• **What you need to do**
List each line of the data that holds the string "structured", please.

• **Stored rows**
- - -
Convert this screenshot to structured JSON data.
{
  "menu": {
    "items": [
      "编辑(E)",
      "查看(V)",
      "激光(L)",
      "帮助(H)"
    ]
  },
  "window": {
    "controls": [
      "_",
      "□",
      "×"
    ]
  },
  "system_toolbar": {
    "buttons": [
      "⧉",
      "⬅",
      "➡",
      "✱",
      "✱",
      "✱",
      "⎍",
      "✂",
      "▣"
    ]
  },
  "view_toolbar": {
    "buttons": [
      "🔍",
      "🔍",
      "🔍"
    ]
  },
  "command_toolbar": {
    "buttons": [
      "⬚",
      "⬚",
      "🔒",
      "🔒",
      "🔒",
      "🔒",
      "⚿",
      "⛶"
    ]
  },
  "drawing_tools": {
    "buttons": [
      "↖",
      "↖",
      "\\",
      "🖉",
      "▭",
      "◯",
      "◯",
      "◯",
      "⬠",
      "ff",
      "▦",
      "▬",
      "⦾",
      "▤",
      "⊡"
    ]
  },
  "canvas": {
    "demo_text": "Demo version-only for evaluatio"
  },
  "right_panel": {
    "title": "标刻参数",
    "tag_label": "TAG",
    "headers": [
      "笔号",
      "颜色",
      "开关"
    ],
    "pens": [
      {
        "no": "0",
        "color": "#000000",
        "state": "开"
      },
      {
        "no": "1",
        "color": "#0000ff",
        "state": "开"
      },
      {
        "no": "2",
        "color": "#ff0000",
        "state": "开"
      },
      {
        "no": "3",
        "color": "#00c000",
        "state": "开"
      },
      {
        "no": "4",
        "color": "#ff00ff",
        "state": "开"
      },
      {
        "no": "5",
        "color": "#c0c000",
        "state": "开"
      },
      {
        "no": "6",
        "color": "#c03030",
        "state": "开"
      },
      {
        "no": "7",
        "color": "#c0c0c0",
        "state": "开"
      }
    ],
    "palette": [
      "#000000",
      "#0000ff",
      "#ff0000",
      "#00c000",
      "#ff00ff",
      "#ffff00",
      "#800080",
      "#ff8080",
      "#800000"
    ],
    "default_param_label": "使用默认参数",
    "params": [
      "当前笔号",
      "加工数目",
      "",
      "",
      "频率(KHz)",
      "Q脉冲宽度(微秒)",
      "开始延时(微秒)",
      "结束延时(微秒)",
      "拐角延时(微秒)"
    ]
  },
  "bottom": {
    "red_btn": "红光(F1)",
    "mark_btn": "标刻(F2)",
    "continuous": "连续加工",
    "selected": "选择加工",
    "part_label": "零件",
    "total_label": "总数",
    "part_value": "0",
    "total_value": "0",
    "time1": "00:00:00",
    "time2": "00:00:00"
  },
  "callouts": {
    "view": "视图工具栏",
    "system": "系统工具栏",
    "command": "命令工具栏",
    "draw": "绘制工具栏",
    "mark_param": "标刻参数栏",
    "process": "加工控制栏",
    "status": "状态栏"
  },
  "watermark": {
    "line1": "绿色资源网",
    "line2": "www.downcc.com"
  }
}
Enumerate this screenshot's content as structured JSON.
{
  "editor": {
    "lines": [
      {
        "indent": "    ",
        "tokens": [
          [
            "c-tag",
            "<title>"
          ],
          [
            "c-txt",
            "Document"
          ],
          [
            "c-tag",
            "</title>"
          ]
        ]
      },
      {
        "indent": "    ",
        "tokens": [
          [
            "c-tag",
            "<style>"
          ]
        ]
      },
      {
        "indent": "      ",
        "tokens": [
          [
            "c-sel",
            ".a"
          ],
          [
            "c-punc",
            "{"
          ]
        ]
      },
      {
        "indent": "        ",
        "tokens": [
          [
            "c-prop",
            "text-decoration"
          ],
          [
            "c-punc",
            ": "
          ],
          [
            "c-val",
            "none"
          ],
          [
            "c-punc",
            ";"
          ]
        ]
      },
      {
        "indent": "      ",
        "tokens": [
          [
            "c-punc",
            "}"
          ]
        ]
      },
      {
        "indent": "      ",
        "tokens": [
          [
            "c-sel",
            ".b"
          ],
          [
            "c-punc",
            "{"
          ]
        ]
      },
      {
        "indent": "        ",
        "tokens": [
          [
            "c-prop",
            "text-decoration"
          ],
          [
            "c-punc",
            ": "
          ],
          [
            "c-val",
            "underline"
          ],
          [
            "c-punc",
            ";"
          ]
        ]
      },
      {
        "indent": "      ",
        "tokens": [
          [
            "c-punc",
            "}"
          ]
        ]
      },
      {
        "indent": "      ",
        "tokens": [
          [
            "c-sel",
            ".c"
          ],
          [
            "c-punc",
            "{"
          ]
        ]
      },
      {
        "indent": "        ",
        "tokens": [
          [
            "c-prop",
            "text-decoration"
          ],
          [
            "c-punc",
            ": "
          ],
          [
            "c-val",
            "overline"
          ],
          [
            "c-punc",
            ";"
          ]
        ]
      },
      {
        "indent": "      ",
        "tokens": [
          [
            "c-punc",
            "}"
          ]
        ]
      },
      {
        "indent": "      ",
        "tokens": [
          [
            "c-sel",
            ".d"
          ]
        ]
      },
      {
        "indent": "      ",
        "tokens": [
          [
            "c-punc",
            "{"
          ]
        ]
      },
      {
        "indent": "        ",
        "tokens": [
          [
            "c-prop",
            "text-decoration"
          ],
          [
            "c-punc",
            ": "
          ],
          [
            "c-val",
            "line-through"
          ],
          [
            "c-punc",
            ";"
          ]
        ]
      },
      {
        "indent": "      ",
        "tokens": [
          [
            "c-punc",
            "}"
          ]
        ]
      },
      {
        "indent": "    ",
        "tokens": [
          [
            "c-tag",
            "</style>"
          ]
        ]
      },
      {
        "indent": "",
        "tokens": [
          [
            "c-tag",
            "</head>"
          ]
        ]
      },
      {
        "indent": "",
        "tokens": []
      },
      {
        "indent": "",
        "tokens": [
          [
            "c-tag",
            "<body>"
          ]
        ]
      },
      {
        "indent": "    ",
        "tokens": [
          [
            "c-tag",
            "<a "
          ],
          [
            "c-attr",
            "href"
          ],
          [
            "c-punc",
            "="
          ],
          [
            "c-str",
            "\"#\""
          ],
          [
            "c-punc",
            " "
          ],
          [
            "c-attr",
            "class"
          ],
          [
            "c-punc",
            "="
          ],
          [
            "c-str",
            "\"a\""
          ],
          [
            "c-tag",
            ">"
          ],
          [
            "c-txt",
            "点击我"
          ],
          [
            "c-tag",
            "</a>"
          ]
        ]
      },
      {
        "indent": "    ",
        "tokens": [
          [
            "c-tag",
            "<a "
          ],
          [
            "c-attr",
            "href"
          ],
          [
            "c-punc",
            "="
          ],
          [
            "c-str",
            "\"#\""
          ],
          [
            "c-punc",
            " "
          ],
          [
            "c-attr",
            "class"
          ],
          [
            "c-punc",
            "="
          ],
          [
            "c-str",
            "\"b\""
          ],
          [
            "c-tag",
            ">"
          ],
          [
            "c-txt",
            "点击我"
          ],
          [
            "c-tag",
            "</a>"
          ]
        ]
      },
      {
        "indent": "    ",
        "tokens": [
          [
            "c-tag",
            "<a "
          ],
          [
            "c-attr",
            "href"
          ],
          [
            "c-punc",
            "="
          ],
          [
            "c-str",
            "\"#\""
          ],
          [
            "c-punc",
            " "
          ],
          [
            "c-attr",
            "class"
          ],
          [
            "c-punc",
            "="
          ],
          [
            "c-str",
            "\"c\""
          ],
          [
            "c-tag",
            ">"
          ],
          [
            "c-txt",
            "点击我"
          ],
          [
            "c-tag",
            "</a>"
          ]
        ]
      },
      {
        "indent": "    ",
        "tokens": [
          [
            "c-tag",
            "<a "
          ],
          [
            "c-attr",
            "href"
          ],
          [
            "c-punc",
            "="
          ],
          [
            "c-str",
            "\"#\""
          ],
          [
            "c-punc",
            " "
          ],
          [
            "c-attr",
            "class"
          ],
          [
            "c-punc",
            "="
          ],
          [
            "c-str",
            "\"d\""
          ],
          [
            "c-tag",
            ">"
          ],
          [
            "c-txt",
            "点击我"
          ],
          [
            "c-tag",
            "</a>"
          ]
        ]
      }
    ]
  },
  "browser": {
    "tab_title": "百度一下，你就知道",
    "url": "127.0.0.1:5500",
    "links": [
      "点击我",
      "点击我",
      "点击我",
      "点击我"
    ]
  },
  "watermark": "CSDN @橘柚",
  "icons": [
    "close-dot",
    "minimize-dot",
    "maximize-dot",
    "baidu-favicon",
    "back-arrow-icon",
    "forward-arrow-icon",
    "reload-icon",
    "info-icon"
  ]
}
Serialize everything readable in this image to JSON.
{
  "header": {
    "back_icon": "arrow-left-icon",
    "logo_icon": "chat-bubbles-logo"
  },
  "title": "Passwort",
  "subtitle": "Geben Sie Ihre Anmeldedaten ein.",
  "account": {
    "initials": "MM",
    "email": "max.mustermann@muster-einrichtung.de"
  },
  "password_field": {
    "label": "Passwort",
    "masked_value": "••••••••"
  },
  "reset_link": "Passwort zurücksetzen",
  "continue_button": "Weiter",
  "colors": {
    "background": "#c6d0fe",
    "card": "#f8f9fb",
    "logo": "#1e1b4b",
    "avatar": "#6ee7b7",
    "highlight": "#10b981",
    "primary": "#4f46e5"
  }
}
- - -
• **Full answer**
Convert this screenshot to structured JSON data.
Enumerate this screenshot's content as structured JSON.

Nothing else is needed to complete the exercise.